• [Text extract]:
|---|

You need to add auths (value_authorization) to SMF Manifest on Apache HTTPD to perform the state value change as you can see above in a Apache Tomcat Example.

The value_authorization must be declared on /etc/security/auth_attr, for example,

# echo "solaris.org.apache.smf.value.tomcat:::Change value of Apache Tomcat::" >> /etc/security/auth_attr
# echo "solaris.org.apache.smf.manage.tomcat:::Manage Apache Tomcat service states::" >> /etc/security/auth_attr

And then edit the SMF Manifest to add the custom value_authorization, first on global section

<property_group name='general' type='framework'>
        <propval
             name='value_authorization'
             type='astring'
            value='solaris.org.apache.smf.value.tomcat' />
        <propval
            name='action_authorization'
            type='astring'
            value='solaris.org.apache.smf.manage.tomcat' />
</property_group>

And also on the method section you need to add the auth

   <property_group name='tomcat_6' type='application'>
                        <propval name='home' type='astring'
                           value='/opt/www/tomcat-6.0' />
                        <propval name='jvmargs' type='astring'
                           value='-d32 -Xms64m -Xmx128m' />
                        <propval name='java_home' type='astring'
                           value='/usr/java' />
             <propval name='value_authorization' type='astring'
                           value='solaris.org.apache.smf.value.tomcat' />
   </property_group>

I have an example (in Spanish) in my blog to put Apache Tomcat using RBAC and SMF

And at the end, you must add auth to the role or user running the script

# usermod -A solaris.org.apache.smf.manage.tomcat,solaris.org.apache.smf.value.tomcat webope

or for role

# rolemod -A solaris.org.apache.smf.manage.tomcat,solaris.org.apache.smf.value.tomcat webope

I hope it helps you,

Urko

share|improve this answer
    
Thank you for the in depth description Urko. I actually got this to work by using the user_attr method I described above. However, what I discovered was that the httpd daemon was running as a different user than php reported upon executing the 'who' command. I determined this by doing a simple ps -e while logged in as root at the shell. –  Macy Abbey Jan 20 '11 at 15:26

Is the PHP process executing as a user that has permissions to perform the svcadm action? I tested the code you posted and got a similar result if php was running as a normal user.

|---|

• [Set problem]: Revise the SMF authorization text between "or for role" and "a normal user.", inclusive, replacing "root" with "administrator". The material plays no role here.

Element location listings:
|---|

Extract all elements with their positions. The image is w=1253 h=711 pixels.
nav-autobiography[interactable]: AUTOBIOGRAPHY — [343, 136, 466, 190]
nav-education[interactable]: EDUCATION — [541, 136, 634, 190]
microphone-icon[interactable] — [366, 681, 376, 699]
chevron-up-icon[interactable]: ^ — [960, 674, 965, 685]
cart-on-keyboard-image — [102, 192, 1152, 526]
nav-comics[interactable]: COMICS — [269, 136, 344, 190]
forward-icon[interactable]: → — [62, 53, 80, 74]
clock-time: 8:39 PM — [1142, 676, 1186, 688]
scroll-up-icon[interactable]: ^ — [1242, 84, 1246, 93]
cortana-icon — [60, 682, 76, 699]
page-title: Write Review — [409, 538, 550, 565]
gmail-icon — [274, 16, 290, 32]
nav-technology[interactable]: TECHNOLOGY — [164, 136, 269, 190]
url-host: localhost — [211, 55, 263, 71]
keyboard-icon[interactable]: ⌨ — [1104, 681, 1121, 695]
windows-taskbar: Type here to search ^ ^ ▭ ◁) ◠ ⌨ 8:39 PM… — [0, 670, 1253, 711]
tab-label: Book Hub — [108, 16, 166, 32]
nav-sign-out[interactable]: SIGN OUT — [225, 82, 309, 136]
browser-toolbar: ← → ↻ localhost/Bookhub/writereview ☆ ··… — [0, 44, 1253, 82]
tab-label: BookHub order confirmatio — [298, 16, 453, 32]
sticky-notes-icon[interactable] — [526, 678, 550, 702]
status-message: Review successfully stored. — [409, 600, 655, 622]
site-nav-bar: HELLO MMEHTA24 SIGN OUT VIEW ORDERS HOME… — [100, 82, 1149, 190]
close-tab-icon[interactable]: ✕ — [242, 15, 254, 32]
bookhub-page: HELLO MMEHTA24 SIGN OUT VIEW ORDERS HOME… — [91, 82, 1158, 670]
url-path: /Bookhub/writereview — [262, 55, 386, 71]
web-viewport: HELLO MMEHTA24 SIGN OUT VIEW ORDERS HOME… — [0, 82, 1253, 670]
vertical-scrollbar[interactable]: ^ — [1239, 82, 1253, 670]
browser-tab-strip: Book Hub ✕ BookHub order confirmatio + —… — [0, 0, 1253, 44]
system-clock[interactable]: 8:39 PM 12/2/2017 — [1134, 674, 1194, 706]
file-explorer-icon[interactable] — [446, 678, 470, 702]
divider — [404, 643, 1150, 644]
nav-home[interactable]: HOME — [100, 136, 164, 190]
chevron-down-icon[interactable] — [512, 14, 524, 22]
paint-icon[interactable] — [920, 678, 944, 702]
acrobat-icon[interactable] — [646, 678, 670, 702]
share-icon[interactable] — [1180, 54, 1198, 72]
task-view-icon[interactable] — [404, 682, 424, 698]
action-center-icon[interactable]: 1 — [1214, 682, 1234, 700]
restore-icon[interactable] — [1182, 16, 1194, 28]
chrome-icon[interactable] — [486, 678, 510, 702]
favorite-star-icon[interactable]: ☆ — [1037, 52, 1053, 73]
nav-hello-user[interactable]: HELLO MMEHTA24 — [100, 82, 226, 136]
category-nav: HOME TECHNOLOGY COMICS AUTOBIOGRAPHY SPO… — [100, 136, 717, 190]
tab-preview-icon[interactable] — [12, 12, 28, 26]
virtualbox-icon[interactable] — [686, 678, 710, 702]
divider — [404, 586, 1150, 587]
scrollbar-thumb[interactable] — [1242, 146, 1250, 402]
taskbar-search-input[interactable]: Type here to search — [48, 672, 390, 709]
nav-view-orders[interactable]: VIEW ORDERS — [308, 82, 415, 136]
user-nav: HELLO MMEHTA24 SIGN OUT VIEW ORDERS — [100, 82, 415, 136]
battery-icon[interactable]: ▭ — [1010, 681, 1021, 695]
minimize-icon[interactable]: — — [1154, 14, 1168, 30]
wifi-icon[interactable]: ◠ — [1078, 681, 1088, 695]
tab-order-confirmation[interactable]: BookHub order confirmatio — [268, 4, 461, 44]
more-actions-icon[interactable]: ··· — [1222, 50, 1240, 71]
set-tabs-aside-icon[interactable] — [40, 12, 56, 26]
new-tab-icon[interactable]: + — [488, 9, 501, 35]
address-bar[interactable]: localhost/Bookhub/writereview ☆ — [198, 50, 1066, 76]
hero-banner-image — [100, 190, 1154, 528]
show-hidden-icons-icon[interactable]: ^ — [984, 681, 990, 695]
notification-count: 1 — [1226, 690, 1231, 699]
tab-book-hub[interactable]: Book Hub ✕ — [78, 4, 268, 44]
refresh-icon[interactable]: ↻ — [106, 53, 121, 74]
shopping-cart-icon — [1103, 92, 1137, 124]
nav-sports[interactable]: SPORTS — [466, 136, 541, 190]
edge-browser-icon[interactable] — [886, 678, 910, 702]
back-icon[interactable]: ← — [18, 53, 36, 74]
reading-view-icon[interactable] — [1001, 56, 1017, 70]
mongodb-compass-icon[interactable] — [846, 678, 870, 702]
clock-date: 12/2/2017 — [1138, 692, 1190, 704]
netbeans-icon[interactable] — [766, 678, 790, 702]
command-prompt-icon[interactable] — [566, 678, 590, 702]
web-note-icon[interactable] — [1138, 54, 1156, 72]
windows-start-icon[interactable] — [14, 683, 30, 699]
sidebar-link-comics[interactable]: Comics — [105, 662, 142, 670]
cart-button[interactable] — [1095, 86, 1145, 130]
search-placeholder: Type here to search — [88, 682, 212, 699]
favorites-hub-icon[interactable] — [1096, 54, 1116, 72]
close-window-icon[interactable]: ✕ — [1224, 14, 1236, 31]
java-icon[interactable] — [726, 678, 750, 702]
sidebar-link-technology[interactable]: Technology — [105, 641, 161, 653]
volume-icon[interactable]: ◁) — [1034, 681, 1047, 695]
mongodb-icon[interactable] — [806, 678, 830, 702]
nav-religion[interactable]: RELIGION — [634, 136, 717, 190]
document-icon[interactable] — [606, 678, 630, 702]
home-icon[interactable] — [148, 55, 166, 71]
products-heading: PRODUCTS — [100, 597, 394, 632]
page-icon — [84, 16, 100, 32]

|---|

• [Solved exercise]:
or for role

# rolemod -A solaris.org.apache.smf.manage.tomcat,solaris.org.apache.smf.value.tomcat webope

I hope it helps you,

Urko

share|improve this answer
    
Thank you for the in depth description Urko. I actually got this to work by using the user_attr method I described above. However, what I discovered was that the httpd daemon was running as a different user than php reported upon executing the 'who' command. I determined this by doing a simple ps -e while logged in as administrator at the shell. –  Macy Abbey Jan 20 '11 at 15:26

Is the PHP process executing as a user that has permissions to perform the svcadm action? I tested the code you posted and got a similar result if php was running as a normal user.